- WHAT YOU WILL DO:
Quote the text on the chi squared test, from "A null hypothesis" to "test becomes invalid.".

------ EXCERPTED TEXT

This is a statistical technique you will need for the AGS paper. It is pronounced to rhyme with 'sky' rather than 'tea'.
Used when the aim is to observe differences between comparable sets of data.
Data needs to be collected so that it can be grouped into classes.
A null hypothesis has to be put forward, which is usually that there is no pattern to the data, or that it is distributed randomly.
The value for chi squared is then compared to significance tables, and these will confirm whether any deviation from random in the observed data is by chance or is statistically significant.
If it is achieved, then the null hypothesis is rejected (5% is considered a satisfactory level from fieldwork data) All that it has proved is that there is not a random distribution, you haven't necessarily proved a causal link. Main limitation is with small samples. If any expected value is below 5, the test becomes invalid.
We will use an example of corrie or cirque orientation.
Corries were identified from maps and the direction they face was recorded. Data was placed into 4 categories, relating to the compass. Results shown below:
| Orientation from N | Frequency |
| 0-89° | 30 |
| 90-179° | 5 |
| 180-269° | 6 |
| 270-359° | 11 |
Total number is 52.
Is this distribution random, or significant ?
Start by developing null hypothesis: The orientation of corries is random.
If this was correct, we would expect there to be how many corries in each category ?
52 / 4 = 13 in each.
This is obviously not the case, but the test will determine whether the differences are significant.

------------
------ ENTRIES

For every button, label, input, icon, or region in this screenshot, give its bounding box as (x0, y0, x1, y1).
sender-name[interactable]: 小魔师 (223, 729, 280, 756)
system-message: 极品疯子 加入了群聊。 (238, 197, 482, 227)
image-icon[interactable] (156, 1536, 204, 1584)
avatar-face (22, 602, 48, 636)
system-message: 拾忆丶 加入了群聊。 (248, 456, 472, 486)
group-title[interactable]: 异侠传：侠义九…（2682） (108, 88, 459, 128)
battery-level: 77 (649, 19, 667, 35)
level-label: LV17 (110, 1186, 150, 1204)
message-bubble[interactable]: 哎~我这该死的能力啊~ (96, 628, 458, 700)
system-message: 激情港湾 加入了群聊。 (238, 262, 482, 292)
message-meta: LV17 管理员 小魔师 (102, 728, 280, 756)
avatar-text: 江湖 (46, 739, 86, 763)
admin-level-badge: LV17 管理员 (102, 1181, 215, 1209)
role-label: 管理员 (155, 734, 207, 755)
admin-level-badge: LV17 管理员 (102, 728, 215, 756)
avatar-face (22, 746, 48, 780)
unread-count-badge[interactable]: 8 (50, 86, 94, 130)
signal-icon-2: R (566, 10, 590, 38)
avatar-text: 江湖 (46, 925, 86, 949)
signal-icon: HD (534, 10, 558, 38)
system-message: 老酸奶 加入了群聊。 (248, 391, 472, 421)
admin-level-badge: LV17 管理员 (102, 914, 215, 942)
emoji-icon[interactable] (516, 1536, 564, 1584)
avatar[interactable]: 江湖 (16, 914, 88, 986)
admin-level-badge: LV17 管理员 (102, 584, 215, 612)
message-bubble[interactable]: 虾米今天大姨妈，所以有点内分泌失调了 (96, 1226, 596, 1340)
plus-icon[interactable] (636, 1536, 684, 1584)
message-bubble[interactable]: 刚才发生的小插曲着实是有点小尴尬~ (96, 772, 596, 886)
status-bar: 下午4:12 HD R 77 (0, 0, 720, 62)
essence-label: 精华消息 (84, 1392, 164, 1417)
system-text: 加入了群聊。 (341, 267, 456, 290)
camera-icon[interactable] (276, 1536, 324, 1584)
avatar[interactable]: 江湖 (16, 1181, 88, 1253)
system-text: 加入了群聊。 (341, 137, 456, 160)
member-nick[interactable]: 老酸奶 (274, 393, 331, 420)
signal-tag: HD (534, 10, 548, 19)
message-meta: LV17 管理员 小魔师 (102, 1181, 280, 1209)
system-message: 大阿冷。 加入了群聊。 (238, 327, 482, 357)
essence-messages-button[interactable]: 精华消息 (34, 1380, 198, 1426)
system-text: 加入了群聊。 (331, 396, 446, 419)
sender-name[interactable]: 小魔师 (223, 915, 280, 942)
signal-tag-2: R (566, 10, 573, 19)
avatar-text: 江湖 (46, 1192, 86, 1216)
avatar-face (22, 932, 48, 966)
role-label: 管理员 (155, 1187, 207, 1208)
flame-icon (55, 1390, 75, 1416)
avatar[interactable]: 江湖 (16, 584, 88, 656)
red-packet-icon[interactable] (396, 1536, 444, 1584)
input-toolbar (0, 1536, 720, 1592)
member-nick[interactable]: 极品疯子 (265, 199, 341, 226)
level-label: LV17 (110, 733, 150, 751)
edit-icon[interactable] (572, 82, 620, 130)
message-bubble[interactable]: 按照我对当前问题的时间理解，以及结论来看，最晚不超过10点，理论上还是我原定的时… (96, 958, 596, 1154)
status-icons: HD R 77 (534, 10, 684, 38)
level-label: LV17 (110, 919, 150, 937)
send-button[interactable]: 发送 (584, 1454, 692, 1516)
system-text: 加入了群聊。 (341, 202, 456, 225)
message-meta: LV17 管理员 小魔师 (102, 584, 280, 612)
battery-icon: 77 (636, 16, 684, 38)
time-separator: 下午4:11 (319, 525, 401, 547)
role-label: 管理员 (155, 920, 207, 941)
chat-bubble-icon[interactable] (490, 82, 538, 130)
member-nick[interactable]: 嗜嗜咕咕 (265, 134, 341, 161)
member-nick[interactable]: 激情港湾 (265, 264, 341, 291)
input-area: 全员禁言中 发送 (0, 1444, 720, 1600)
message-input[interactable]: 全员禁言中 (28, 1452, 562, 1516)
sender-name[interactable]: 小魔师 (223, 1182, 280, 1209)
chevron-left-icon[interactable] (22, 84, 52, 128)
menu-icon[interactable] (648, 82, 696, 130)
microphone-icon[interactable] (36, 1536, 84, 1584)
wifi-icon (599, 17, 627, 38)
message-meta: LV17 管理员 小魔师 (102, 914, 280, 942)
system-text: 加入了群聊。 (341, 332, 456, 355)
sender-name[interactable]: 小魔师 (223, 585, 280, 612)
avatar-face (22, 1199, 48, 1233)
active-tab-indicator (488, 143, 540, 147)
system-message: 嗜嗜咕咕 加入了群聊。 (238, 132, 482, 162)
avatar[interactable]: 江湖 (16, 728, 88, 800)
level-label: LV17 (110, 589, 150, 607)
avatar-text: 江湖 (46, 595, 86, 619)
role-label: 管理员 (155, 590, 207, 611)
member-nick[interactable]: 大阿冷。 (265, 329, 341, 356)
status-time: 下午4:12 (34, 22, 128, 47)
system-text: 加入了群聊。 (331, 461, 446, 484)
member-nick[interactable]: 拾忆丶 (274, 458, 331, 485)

------------
------ ENTRIES

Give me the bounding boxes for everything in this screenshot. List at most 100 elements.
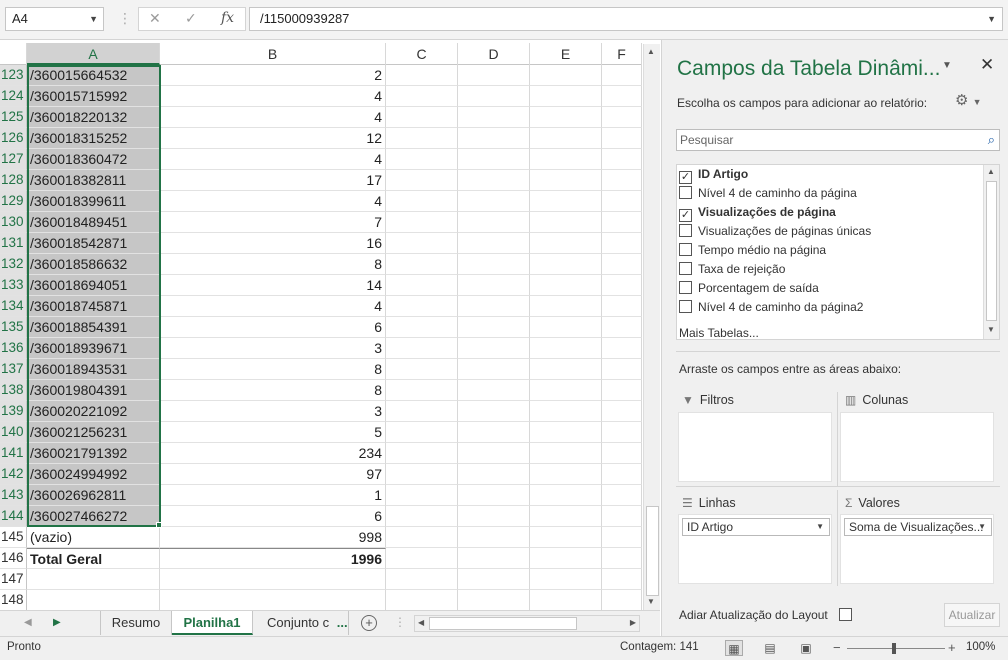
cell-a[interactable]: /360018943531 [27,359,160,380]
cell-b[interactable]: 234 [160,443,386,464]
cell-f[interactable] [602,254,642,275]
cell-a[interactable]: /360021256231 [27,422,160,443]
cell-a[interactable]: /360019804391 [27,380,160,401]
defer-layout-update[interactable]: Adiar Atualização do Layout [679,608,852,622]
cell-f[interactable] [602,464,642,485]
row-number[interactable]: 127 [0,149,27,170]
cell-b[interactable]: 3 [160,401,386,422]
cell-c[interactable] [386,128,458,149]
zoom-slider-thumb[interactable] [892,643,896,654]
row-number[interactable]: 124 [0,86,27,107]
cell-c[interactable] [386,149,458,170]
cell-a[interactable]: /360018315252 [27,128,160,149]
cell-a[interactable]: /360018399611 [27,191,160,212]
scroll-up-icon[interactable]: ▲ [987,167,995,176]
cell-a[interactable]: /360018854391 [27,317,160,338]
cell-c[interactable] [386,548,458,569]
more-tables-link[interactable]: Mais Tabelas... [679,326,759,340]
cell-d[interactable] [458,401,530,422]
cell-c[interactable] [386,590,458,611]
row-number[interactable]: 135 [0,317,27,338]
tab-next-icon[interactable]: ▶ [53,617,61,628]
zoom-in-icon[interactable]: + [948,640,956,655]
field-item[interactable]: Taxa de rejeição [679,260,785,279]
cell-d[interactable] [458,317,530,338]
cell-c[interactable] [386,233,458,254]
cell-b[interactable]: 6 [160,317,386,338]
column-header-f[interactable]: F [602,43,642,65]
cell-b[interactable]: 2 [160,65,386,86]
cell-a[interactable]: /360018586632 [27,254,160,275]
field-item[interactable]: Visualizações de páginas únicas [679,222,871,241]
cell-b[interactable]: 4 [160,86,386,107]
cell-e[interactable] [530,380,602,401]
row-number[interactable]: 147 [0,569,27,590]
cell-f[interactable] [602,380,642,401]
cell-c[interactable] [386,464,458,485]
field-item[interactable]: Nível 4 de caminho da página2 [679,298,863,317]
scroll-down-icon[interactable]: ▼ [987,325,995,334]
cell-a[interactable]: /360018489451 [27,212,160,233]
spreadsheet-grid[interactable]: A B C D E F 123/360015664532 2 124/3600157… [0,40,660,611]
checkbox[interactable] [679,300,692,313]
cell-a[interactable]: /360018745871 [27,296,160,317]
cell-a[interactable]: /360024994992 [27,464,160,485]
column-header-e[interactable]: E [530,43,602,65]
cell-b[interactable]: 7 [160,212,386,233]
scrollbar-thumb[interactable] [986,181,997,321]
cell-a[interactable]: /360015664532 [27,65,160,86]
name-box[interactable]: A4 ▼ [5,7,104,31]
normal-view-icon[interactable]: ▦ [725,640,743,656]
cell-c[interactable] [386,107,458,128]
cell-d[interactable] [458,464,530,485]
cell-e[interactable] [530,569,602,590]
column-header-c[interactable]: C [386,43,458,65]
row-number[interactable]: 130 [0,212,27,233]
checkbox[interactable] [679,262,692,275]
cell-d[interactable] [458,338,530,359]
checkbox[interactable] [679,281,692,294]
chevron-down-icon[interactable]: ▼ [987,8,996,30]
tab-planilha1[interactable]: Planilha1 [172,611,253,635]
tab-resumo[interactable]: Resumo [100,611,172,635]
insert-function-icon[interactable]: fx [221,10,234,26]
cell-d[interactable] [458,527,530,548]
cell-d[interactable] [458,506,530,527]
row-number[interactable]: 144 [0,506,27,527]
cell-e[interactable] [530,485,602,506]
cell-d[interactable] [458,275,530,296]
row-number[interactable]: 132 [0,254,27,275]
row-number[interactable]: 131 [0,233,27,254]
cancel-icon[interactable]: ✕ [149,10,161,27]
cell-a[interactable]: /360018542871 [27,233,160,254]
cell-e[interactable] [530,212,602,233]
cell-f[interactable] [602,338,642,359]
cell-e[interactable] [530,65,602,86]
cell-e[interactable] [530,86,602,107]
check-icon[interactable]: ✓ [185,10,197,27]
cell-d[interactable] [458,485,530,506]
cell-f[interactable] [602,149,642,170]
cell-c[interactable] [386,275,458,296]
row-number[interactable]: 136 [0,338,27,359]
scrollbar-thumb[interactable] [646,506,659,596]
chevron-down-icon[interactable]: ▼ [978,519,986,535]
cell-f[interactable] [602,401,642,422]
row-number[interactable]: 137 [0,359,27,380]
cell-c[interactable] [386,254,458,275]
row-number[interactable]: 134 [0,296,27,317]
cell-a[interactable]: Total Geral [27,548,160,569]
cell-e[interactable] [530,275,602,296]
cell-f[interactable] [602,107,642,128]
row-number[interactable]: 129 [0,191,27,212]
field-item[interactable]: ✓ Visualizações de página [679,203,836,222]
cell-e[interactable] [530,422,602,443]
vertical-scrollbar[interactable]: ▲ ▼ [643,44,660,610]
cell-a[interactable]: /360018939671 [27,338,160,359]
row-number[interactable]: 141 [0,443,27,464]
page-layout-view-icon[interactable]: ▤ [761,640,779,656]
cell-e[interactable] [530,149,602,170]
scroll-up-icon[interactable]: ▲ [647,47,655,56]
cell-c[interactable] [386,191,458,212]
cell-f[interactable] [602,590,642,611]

------------

- SOLUTION FOR THIS EXERCISE:
A null hypothesis has to be put forward, which is usually that there is no pattern to the data, or that it is distributed randomly.
The value for chi squared is then compared to significance tables, and these will confirm whether any deviation from random in the observed data is by chance or is statistically significant.
If it is achieved, then the null hypothesis is rejected (5% is considered a satisfactory level from fieldwork data) All that it has proved is that there is not a random distribution, you haven't necessarily proved a causal link. Main limitation is with small samples. If any expected value is below 5, the test becomes invalid.